---------- DATA FOR PROCESSING ----------
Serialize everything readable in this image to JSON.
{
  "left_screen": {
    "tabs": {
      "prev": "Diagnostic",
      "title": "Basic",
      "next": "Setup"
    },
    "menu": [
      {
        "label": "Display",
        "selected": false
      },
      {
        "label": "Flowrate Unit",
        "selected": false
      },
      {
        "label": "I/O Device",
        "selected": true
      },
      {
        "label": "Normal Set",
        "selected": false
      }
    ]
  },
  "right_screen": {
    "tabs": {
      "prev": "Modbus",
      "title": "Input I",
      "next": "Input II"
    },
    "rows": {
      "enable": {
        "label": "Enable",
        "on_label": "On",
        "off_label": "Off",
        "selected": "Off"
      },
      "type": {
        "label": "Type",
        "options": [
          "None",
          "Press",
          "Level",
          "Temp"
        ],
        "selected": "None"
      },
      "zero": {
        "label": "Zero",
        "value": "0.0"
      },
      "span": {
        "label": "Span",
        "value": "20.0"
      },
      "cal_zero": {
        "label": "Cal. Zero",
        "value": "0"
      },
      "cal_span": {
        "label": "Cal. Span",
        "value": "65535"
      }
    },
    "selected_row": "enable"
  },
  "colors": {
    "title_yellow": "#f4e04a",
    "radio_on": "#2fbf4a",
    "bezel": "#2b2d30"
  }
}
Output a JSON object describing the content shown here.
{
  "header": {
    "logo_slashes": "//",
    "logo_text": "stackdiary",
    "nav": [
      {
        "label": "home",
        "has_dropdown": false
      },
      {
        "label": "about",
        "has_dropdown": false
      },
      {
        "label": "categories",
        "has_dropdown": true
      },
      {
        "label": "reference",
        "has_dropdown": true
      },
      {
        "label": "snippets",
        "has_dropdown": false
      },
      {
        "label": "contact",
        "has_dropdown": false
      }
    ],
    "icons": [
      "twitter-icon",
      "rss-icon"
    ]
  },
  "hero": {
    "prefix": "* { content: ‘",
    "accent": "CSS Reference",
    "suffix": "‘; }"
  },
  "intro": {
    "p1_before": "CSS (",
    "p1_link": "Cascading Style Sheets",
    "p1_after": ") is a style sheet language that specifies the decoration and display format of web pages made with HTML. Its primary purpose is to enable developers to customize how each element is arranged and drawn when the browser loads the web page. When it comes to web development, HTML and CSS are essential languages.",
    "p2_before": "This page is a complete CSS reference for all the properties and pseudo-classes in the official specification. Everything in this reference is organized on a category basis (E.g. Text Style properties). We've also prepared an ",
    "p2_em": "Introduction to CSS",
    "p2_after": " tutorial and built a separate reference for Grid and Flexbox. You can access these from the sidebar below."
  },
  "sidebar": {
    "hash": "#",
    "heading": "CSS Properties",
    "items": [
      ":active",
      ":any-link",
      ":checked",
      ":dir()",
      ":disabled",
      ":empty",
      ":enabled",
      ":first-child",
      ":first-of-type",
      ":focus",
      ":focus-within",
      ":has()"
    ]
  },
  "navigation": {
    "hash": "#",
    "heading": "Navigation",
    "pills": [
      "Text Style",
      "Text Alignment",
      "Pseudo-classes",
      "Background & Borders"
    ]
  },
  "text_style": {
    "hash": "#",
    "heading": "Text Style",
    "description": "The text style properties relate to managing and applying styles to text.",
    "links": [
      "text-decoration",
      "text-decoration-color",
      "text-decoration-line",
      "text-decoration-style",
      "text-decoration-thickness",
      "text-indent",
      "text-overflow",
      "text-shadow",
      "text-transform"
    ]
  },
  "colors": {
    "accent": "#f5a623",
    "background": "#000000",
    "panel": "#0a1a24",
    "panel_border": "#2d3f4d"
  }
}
----------
■ **WORK TO BE COMPLETED**
Identify lines with the string "this". Copy each one.

■ **COMPLETE ANSWER**
Serialize everything readable in this image to JSON.
    "p2_before": "This page is a complete CSS reference for all the properties and pseudo-classes in the official specification. Everything in this reference is organized on a category basis (E.g. Text Style properties). We've also prepared an ",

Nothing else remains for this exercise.